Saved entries
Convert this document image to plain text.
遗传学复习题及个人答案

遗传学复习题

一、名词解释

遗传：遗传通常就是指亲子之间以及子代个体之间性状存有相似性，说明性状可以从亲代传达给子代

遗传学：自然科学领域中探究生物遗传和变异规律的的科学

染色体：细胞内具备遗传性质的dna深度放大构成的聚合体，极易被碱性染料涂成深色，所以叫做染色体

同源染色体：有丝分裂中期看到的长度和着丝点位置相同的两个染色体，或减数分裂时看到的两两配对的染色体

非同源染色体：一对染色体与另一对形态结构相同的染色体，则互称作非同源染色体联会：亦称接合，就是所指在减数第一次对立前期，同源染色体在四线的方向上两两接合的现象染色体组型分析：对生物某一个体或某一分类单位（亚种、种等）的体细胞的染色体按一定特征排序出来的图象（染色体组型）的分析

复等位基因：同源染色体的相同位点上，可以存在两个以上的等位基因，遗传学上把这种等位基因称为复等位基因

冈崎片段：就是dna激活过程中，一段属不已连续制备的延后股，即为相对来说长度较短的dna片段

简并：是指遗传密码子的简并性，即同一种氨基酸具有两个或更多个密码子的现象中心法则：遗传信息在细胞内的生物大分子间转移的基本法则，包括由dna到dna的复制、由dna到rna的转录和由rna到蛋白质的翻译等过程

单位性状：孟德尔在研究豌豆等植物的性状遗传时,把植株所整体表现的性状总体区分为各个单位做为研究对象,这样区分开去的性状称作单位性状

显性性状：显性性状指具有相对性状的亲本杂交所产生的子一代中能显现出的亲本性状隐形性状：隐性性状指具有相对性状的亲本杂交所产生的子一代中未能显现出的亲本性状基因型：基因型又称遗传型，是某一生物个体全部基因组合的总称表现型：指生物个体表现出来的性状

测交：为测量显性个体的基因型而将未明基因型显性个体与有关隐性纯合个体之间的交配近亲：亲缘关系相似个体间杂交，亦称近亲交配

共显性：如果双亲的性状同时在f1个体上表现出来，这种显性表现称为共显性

■ **DIRECTIONS**
Type out all of the material again, word for word.

■ **ANSWER BELOW**
Convert this document image to plain text.
遗传学复习题及个人答案

遗传学复习题

一、名词解释

遗传：遗传通常就是指亲子之间以及子代个体之间性状存有相似性，说明性状可以从亲代传达给子代

遗传学：自然科学领域中探究生物遗传和变异规律的的科学

染色体：细胞内具备遗传性质的dna深度放大构成的聚合体，极易被碱性染料涂成深色，所以叫做染色体

同源染色体：有丝分裂中期看到的长度和着丝点位置相同的两个染色体，或减数分裂时看到的两两配对的染色体

非同源染色体：一对染色体与另一对形态结构相同的染色体，则互称作非同源染色体联会：亦称接合，就是所指在减数第一次对立前期，同源染色体在四线的方向上两两接合的现象染色体组型分析：对生物某一个体或某一分类单位（亚种、种等）的体细胞的染色体按一定特征排序出来的图象（染色体组型）的分析

复等位基因：同源染色体的相同位点上，可以存在两个以上的等位基因，遗传学上把这种等位基因称为复等位基因

冈崎片段：就是dna激活过程中，一段属不已连续制备的延后股，即为相对来说长度较短的dna片段

简并：是指遗传密码子的简并性，即同一种氨基酸具有两个或更多个密码子的现象中心法则：遗传信息在细胞内的生物大分子间转移的基本法则，包括由dna到dna的复制、由dna到rna的转录和由rna到蛋白质的翻译等过程

单位性状：孟德尔在研究豌豆等植物的性状遗传时,把植株所整体表现的性状总体区分为各个单位做为研究对象,这样区分开去的性状称作单位性状

显性性状：显性性状指具有相对性状的亲本杂交所产生的子一代中能显现出的亲本性状隐形性状：隐性性状指具有相对性状的亲本杂交所产生的子一代中未能显现出的亲本性状基因型：基因型又称遗传型，是某一生物个体全部基因组合的总称表现型：指生物个体表现出来的性状

测交：为测量显性个体的基因型而将未明基因型显性个体与有关隐性纯合个体之间的交配近亲：亲缘关系相似个体间杂交，亦称近亲交配

共显性：如果双亲的性状同时在f1个体上表现出来，这种显性表现称为共显性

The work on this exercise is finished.